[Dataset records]
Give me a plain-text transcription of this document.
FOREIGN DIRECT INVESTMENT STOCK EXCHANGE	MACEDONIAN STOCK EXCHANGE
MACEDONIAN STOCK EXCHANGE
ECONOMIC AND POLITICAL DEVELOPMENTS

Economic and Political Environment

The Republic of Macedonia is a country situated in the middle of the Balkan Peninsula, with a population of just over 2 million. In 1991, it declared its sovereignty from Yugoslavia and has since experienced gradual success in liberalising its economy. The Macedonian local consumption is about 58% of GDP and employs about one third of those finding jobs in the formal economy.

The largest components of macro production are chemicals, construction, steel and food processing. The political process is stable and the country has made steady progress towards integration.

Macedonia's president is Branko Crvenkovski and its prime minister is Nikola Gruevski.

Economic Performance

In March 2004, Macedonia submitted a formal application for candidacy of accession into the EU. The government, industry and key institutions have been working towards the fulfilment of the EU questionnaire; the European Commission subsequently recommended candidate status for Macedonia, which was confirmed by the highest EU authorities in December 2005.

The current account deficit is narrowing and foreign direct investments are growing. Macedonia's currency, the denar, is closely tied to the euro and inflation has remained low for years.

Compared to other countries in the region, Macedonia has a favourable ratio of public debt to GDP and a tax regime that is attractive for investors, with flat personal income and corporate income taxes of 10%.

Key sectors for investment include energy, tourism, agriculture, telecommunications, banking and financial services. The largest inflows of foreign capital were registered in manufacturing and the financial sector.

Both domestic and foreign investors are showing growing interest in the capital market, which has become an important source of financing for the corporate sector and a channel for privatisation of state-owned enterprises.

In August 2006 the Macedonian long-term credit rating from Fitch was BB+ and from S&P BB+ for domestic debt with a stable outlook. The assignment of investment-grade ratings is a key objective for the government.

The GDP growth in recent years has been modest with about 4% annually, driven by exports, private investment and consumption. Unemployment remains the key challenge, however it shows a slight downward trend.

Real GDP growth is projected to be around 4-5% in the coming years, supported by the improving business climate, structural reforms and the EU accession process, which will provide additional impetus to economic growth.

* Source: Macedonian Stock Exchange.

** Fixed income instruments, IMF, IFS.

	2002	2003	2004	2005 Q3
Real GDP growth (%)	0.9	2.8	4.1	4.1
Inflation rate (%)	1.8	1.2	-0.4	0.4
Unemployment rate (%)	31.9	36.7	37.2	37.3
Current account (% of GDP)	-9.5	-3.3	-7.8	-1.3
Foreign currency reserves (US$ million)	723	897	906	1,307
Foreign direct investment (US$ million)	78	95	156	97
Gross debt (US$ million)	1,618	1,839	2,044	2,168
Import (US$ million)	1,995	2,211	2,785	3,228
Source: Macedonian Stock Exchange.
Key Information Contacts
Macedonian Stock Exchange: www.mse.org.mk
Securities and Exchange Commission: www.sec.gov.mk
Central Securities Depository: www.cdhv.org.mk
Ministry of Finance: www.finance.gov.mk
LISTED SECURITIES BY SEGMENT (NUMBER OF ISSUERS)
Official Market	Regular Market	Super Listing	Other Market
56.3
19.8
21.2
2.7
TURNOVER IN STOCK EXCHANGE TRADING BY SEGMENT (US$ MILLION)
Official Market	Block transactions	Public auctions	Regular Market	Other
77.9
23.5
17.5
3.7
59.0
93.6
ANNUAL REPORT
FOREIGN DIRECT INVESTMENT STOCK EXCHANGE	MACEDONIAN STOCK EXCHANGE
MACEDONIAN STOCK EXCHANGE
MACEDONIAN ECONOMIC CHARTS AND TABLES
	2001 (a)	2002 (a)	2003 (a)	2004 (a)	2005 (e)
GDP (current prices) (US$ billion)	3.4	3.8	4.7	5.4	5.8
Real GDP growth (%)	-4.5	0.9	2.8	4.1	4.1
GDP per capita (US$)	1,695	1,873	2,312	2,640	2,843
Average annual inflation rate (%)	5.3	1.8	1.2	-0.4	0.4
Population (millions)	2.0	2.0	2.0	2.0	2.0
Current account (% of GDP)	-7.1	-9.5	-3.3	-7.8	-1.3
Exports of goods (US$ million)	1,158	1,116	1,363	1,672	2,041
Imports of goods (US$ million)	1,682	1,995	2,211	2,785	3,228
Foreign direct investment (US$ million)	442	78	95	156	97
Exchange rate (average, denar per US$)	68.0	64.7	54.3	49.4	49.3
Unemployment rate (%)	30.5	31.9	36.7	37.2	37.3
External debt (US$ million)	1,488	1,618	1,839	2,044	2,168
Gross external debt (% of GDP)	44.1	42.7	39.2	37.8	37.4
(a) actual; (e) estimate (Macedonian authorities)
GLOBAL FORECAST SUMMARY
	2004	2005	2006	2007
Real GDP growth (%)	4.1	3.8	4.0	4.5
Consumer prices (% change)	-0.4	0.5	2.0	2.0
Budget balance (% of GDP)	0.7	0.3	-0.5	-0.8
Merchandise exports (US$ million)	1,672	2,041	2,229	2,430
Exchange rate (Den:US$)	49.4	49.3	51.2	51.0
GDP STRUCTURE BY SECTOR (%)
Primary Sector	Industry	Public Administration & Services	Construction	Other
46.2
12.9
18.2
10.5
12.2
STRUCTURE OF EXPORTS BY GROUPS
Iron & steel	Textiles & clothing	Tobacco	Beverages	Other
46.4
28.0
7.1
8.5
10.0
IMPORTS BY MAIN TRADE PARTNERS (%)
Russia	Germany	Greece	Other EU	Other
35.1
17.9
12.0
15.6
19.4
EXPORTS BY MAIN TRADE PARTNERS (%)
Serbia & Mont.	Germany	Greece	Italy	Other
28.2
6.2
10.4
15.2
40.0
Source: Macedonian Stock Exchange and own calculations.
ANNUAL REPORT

#### Your goal
Identify the lines in the records above that contain the word "prices", then state how many there are and nothing more.

#### Full output
2